(Given exercise): Scan the following material for the string "text" and copy each line in which it appears.

# Material for the task start

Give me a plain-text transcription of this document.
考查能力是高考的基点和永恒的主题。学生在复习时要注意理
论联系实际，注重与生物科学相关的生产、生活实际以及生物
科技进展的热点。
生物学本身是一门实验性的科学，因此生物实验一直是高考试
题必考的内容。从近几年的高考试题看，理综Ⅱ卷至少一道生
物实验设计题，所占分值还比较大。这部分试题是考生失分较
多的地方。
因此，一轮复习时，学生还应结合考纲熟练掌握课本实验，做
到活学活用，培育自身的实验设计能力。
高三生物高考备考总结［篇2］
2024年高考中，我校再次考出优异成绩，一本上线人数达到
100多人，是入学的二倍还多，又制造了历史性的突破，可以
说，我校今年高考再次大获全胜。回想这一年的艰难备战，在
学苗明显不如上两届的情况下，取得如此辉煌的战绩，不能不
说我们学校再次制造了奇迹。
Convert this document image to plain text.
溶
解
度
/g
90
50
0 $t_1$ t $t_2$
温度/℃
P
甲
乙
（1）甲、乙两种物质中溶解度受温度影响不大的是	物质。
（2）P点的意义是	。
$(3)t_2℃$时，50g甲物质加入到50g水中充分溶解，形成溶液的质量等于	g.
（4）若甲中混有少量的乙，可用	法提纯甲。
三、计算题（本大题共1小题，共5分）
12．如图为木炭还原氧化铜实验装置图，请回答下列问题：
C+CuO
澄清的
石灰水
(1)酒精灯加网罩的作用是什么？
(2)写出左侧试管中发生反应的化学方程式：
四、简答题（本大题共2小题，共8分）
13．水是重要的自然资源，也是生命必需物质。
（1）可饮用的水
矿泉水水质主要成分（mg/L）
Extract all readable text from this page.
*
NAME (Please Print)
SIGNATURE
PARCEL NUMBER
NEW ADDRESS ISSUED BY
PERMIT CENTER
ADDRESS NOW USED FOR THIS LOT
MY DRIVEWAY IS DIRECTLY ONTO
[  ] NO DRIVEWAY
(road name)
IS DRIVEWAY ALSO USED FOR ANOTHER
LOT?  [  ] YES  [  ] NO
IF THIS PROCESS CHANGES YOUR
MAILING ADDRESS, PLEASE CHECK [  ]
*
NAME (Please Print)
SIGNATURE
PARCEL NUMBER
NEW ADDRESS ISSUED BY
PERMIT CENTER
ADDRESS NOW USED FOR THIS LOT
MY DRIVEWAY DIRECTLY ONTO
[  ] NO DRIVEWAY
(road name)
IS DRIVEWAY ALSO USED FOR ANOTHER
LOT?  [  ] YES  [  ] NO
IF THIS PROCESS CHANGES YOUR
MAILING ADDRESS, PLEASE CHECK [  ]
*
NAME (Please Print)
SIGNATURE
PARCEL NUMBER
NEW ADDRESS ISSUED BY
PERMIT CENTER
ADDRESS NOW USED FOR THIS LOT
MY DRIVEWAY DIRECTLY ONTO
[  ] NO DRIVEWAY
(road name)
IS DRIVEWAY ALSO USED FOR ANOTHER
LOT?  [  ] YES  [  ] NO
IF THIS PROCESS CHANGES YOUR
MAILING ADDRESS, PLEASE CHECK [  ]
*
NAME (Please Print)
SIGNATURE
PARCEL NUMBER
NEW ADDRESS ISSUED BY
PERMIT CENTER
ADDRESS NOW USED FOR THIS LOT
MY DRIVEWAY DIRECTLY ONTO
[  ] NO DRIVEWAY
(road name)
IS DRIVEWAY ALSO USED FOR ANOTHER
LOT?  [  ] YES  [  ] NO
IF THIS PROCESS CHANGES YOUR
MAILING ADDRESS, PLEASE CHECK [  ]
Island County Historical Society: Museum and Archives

# Material for the task end

(Answer to this exercise):
Give me a plain-text transcription of this document.
Convert this document image to plain text.
Extract all readable text from this page.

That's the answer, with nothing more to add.